## PROBLEM TO SOLVE
Among the records below, find each line that includes the string "this" and copy it.
•••••
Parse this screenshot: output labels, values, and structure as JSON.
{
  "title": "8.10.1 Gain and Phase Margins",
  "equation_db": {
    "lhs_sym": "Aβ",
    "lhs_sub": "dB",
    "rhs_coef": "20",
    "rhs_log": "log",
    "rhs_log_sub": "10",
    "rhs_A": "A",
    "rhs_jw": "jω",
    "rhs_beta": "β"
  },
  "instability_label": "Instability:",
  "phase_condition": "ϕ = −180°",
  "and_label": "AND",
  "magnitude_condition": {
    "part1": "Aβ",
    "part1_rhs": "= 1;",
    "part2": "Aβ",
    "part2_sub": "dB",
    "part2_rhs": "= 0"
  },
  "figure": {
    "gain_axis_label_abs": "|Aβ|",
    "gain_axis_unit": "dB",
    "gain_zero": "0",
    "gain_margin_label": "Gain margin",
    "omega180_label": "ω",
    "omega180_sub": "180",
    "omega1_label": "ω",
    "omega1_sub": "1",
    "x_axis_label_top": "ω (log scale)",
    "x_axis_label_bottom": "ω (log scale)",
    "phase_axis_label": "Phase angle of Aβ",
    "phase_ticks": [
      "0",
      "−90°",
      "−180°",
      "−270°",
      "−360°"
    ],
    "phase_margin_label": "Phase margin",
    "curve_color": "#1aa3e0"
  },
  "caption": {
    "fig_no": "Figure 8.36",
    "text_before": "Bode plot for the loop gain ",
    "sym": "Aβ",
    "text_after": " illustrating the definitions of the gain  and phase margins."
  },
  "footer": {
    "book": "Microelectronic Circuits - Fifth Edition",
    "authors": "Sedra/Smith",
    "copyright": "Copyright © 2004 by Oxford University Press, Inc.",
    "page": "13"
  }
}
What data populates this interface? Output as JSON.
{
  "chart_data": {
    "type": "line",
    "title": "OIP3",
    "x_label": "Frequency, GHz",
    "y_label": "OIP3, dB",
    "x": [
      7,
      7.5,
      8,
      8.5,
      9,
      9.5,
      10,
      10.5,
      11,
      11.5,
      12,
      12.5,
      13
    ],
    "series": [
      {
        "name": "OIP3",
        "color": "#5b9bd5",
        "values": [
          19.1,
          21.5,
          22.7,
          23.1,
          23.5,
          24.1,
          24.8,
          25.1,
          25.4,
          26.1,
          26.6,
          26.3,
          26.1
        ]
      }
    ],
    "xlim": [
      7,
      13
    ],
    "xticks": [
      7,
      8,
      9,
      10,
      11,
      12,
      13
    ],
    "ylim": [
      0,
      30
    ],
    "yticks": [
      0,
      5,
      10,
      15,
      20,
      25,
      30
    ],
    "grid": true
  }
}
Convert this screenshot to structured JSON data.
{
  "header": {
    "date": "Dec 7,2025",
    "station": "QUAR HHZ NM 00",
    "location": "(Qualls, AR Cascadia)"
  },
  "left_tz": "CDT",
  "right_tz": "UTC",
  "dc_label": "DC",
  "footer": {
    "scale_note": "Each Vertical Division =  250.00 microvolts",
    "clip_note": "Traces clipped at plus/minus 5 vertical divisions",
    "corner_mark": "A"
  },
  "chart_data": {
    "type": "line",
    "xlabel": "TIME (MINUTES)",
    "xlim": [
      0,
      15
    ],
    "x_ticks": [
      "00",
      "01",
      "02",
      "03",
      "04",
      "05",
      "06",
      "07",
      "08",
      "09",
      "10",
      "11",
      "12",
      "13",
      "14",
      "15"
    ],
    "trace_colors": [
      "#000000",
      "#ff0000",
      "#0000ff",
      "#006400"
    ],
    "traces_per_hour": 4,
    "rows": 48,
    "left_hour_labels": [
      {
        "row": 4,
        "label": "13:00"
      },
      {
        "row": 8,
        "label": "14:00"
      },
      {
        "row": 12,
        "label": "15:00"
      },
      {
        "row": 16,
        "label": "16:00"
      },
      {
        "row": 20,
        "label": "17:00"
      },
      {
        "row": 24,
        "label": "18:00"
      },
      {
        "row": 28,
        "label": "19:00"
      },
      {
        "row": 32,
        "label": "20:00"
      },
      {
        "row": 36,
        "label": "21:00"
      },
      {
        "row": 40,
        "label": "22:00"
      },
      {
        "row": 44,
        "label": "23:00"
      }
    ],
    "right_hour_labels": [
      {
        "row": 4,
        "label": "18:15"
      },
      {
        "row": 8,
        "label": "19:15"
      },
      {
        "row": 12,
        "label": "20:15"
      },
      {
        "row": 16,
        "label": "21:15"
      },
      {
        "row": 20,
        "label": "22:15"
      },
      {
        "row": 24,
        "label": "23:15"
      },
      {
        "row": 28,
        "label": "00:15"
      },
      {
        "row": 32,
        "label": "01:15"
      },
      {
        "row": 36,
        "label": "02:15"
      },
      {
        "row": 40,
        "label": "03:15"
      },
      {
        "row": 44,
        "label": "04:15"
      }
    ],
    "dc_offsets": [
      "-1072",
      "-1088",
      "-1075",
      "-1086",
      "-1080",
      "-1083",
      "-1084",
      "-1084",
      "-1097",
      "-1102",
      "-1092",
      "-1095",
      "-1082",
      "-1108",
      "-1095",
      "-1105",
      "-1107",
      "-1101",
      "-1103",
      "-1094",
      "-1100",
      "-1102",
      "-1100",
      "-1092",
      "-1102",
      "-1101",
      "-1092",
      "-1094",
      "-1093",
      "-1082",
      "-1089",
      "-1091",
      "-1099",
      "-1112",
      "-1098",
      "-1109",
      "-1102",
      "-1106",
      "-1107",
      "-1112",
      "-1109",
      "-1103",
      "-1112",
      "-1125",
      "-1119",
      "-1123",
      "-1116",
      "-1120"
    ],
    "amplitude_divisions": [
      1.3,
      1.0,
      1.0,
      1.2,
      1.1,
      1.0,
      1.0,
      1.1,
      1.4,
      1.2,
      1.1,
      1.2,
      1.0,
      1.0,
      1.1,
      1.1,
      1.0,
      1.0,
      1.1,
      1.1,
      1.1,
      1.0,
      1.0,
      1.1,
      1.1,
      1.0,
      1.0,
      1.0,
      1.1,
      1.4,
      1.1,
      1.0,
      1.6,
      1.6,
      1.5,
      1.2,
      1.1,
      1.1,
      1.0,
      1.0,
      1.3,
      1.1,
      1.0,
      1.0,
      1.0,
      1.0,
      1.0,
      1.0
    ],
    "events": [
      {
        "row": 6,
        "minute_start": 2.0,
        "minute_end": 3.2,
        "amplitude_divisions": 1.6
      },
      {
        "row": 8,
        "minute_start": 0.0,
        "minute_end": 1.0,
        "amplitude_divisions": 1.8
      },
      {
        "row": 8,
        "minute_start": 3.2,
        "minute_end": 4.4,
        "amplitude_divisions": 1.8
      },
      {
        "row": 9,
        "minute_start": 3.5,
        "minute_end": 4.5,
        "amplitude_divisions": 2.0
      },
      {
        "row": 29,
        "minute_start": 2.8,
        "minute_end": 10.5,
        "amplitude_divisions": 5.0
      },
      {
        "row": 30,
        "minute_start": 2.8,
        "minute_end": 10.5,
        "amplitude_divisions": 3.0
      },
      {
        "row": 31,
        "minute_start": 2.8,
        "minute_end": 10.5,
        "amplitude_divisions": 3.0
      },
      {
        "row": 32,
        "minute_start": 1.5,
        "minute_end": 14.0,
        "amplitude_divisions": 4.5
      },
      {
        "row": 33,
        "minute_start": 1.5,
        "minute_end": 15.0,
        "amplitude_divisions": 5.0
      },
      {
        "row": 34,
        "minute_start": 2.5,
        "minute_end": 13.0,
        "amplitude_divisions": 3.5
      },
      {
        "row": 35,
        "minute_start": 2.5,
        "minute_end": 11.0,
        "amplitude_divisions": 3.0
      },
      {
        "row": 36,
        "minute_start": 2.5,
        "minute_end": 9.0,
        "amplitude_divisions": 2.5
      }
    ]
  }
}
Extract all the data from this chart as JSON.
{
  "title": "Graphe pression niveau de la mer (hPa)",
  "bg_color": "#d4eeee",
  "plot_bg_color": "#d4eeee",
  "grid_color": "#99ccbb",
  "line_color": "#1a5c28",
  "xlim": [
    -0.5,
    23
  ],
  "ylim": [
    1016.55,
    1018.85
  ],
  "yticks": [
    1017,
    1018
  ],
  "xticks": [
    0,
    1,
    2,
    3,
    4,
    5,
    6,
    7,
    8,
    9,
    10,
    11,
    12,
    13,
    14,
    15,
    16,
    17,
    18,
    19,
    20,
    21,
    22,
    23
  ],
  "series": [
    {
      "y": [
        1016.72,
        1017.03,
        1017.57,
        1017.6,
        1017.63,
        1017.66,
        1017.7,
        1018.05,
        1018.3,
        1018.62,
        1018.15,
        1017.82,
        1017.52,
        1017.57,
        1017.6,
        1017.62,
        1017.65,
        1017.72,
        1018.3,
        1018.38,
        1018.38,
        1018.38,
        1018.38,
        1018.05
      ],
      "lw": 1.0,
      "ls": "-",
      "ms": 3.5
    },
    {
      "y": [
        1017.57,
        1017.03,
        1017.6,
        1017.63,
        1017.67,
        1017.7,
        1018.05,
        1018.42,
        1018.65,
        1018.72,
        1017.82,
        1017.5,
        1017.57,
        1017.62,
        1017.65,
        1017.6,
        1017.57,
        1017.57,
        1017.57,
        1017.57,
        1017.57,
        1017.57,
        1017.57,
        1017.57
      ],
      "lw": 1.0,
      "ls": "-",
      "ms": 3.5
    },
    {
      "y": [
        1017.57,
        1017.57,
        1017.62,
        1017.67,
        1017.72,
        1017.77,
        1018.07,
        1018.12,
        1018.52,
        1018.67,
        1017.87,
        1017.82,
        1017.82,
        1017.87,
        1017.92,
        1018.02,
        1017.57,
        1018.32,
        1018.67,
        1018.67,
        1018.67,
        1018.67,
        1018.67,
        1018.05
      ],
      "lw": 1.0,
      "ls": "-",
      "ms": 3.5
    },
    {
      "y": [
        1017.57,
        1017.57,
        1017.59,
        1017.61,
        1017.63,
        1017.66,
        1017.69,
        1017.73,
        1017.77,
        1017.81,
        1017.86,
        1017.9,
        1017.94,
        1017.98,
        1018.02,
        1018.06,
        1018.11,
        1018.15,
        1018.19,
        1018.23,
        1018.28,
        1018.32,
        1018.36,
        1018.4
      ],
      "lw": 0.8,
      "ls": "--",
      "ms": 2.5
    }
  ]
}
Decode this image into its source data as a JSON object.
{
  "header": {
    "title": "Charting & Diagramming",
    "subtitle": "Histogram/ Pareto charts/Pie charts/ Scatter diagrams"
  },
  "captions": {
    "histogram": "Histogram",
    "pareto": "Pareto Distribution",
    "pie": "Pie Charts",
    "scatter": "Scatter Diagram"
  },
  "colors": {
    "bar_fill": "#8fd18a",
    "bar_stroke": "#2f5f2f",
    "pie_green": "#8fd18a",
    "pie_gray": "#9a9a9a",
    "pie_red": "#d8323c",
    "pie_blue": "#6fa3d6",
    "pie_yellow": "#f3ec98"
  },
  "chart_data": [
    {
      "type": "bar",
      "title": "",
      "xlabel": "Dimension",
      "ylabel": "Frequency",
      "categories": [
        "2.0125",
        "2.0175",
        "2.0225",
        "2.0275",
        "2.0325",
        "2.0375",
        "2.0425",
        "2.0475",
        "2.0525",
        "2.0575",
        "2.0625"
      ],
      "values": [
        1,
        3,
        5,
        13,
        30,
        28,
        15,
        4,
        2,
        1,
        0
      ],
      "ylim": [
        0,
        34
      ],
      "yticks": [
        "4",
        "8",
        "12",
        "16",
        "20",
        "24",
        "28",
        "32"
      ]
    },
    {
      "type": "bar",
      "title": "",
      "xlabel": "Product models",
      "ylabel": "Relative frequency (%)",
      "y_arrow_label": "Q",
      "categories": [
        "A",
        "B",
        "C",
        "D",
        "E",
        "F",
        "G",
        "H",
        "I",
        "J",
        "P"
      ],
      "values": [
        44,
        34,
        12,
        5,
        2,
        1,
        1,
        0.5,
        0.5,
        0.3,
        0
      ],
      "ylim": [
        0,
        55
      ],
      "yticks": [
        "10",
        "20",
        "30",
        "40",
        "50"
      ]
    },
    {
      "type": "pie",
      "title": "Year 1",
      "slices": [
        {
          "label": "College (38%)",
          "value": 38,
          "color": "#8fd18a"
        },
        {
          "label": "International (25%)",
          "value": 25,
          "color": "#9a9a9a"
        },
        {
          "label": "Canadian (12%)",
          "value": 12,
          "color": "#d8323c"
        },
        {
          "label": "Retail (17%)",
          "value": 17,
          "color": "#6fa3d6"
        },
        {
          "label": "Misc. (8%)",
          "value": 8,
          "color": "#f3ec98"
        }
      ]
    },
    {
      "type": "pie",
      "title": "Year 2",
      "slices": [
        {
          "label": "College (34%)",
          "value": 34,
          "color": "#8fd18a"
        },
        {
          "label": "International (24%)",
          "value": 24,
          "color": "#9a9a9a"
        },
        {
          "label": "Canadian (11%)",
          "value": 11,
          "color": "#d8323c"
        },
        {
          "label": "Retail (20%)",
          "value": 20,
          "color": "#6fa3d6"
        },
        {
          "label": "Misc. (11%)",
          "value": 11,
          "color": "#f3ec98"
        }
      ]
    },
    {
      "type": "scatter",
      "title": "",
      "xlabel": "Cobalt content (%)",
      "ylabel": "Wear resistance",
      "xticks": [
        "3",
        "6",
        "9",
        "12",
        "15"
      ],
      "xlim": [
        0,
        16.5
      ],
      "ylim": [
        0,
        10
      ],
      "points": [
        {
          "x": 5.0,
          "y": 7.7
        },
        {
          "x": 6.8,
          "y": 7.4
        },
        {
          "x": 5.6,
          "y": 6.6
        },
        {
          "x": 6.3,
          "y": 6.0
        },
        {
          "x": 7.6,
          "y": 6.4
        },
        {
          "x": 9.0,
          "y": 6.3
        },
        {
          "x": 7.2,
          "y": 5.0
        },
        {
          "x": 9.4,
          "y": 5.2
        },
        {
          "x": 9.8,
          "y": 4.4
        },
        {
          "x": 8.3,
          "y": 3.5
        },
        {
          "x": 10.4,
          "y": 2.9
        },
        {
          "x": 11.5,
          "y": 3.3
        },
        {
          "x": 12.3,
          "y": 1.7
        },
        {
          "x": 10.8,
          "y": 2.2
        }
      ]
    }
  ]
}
•••••
## EXERCISE RESPONSE
Parse this screenshot: output labels, values, and structure as JSON.
What data populates this interface? Output as JSON.
Convert this screenshot to structured JSON data.
Extract all the data from this chart as JSON.
Decode this image into its source data as a JSON object.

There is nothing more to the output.